> **THE TASK**: Restate the entries below word for word, omitting nothing.
--- EXTRACTED ENTRIES ---
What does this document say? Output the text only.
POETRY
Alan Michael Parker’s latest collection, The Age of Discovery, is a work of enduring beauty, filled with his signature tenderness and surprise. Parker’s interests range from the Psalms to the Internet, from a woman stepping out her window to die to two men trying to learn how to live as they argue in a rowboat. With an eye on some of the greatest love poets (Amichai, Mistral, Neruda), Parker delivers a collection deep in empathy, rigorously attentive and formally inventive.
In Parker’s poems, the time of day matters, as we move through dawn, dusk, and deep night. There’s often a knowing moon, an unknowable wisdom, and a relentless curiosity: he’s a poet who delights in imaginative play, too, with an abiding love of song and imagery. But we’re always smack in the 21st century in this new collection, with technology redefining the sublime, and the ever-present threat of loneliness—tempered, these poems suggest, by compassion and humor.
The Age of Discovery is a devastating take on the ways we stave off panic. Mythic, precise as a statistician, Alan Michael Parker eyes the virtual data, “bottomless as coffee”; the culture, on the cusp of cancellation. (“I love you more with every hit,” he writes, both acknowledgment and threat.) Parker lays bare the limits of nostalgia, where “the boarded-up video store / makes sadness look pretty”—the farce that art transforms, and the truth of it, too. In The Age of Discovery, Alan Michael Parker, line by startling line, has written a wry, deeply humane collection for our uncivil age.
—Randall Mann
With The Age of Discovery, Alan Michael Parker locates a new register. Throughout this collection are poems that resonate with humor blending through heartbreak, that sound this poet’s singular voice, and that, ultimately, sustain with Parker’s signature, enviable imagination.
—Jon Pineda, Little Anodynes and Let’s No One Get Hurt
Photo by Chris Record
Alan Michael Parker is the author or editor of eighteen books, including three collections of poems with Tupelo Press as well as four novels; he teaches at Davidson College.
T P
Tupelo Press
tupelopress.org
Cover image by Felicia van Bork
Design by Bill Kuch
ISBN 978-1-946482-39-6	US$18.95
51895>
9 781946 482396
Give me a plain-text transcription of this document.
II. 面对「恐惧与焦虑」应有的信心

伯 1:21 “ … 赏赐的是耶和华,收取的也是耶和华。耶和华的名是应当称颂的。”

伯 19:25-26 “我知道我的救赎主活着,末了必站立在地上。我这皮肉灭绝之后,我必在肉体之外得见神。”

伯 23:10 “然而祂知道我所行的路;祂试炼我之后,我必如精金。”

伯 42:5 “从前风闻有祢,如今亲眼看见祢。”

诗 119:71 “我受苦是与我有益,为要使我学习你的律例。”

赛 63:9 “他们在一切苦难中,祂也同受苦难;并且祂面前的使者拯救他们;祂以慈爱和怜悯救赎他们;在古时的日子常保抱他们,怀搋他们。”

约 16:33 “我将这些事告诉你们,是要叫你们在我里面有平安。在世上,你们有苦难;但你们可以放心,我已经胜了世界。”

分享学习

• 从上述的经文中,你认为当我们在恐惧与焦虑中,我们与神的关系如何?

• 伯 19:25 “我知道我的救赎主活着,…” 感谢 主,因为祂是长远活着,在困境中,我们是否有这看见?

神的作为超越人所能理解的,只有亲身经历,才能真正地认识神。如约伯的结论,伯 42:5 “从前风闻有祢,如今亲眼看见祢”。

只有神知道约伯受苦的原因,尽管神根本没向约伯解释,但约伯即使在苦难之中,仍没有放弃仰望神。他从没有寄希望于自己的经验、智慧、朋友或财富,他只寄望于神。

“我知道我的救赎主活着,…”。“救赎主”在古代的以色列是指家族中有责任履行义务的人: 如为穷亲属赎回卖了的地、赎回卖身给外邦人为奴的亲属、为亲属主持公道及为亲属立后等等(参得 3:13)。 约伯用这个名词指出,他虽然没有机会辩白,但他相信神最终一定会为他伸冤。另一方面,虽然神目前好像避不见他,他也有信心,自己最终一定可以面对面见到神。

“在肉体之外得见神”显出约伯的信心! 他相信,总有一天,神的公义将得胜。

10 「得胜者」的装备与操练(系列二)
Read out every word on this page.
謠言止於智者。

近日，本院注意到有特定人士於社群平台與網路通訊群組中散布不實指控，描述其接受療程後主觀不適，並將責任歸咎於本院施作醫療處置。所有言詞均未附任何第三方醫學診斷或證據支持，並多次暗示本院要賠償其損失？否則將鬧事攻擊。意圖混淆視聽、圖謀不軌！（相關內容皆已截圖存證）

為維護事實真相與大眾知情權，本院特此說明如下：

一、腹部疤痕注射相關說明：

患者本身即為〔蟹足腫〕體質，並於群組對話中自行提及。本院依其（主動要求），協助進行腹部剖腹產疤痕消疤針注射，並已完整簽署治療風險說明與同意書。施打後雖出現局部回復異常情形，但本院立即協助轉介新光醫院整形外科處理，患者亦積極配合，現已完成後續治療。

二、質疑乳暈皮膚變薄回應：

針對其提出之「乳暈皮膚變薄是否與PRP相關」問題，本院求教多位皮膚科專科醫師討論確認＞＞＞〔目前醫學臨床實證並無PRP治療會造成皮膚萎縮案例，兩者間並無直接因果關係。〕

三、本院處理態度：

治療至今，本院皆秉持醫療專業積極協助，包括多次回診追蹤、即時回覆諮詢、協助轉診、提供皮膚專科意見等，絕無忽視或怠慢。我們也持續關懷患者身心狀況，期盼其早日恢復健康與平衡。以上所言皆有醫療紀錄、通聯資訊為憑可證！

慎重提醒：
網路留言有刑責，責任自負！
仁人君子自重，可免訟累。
---
> **PROBLEM SOLUTION**:
What does this document say? Output the text only.
POETRY
Alan Michael Parker’s latest collection, The Age of Discovery, is a work of enduring beauty, filled with his signature tenderness and surprise. Parker’s interests range from the Psalms to the Internet, from a woman stepping out her window to die to two men trying to learn how to live as they argue in a rowboat. With an eye on some of the greatest love poets (Amichai, Mistral, Neruda), Parker delivers a collection deep in empathy, rigorously attentive and formally inventive.
In Parker’s poems, the time of day matters, as we move through dawn, dusk, and deep night. There’s often a knowing moon, an unknowable wisdom, and a relentless curiosity: he’s a poet who delights in imaginative play, too, with an abiding love of song and imagery. But we’re always smack in the 21st century in this new collection, with technology redefining the sublime, and the ever-present threat of loneliness—tempered, these poems suggest, by compassion and humor.
The Age of Discovery is a devastating take on the ways we stave off panic. Mythic, precise as a statistician, Alan Michael Parker eyes the virtual data, “bottomless as coffee”; the culture, on the cusp of cancellation. (“I love you more with every hit,” he writes, both acknowledgment and threat.) Parker lays bare the limits of nostalgia, where “the boarded-up video store / makes sadness look pretty”—the farce that art transforms, and the truth of it, too. In The Age of Discovery, Alan Michael Parker, line by startling line, has written a wry, deeply humane collection for our uncivil age.
—Randall Mann
With The Age of Discovery, Alan Michael Parker locates a new register. Throughout this collection are poems that resonate with humor blending through heartbreak, that sound this poet’s singular voice, and that, ultimately, sustain with Parker’s signature, enviable imagination.
—Jon Pineda, Little Anodynes and Let’s No One Get Hurt
Photo by Chris Record
Alan Michael Parker is the author or editor of eighteen books, including three collections of poems with Tupelo Press as well as four novels; he teaches at Davidson College.
T P
Tupelo Press
tupelopress.org
Cover image by Felicia van Bork
Design by Bill Kuch
ISBN 978-1-946482-39-6	US$18.95
51895>
9 781946 482396
Give me a plain-text transcription of this document.
II. 面对「恐惧与焦虑」应有的信心

伯 1:21 “ … 赏赐的是耶和华,收取的也是耶和华。耶和华的名是应当称颂的。”

伯 19:25-26 “我知道我的救赎主活着,末了必站立在地上。我这皮肉灭绝之后,我必在肉体之外得见神。”

伯 23:10 “然而祂知道我所行的路;祂试炼我之后,我必如精金。”

伯 42:5 “从前风闻有祢,如今亲眼看见祢。”

诗 119:71 “我受苦是与我有益,为要使我学习你的律例。”

赛 63:9 “他们在一切苦难中,祂也同受苦难;并且祂面前的使者拯救他们;祂以慈爱和怜悯救赎他们;在古时的日子常保抱他们,怀搋他们。”

约 16:33 “我将这些事告诉你们,是要叫你们在我里面有平安。在世上,你们有苦难;但你们可以放心,我已经胜了世界。”

分享学习

• 从上述的经文中,你认为当我们在恐惧与焦虑中,我们与神的关系如何?

• 伯 19:25 “我知道我的救赎主活着,…” 感谢 主,因为祂是长远活着,在困境中,我们是否有这看见?

神的作为超越人所能理解的,只有亲身经历,才能真正地认识神。如约伯的结论,伯 42:5 “从前风闻有祢,如今亲眼看见祢”。

只有神知道约伯受苦的原因,尽管神根本没向约伯解释,但约伯即使在苦难之中,仍没有放弃仰望神。他从没有寄希望于自己的经验、智慧、朋友或财富,他只寄望于神。

“我知道我的救赎主活着,…”。“救赎主”在古代的以色列是指家族中有责任履行义务的人: 如为穷亲属赎回卖了的地、赎回卖身给外邦人为奴的亲属、为亲属主持公道及为亲属立后等等(参得 3:13)。 约伯用这个名词指出,他虽然没有机会辩白,但他相信神最终一定会为他伸冤。另一方面,虽然神目前好像避不见他,他也有信心,自己最终一定可以面对面见到神。

“在肉体之外得见神”显出约伯的信心! 他相信,总有一天,神的公义将得胜。

10 「得胜者」的装备与操练(系列二)
Read out every word on this page.
謠言止於智者。

近日，本院注意到有特定人士於社群平台與網路通訊群組中散布不實指控，描述其接受療程後主觀不適，並將責任歸咎於本院施作醫療處置。所有言詞均未附任何第三方醫學診斷或證據支持，並多次暗示本院要賠償其損失？否則將鬧事攻擊。意圖混淆視聽、圖謀不軌！（相關內容皆已截圖存證）

為維護事實真相與大眾知情權，本院特此說明如下：

一、腹部疤痕注射相關說明：

患者本身即為〔蟹足腫〕體質，並於群組對話中自行提及。本院依其（主動要求），協助進行腹部剖腹產疤痕消疤針注射，並已完整簽署治療風險說明與同意書。施打後雖出現局部回復異常情形，但本院立即協助轉介新光醫院整形外科處理，患者亦積極配合，現已完成後續治療。

二、質疑乳暈皮膚變薄回應：

針對其提出之「乳暈皮膚變薄是否與PRP相關」問題，本院求教多位皮膚科專科醫師討論確認＞＞＞〔目前醫學臨床實證並無PRP治療會造成皮膚萎縮案例，兩者間並無直接因果關係。〕

三、本院處理態度：

治療至今，本院皆秉持醫療專業積極協助，包括多次回診追蹤、即時回覆諮詢、協助轉診、提供皮膚專科意見等，絕無忽視或怠慢。我們也持續關懷患者身心狀況，期盼其早日恢復健康與平衡。以上所言皆有醫療紀錄、通聯資訊為憑可證！

慎重提醒：
網路留言有刑責，責任自負！
仁人君子自重，可免訟累。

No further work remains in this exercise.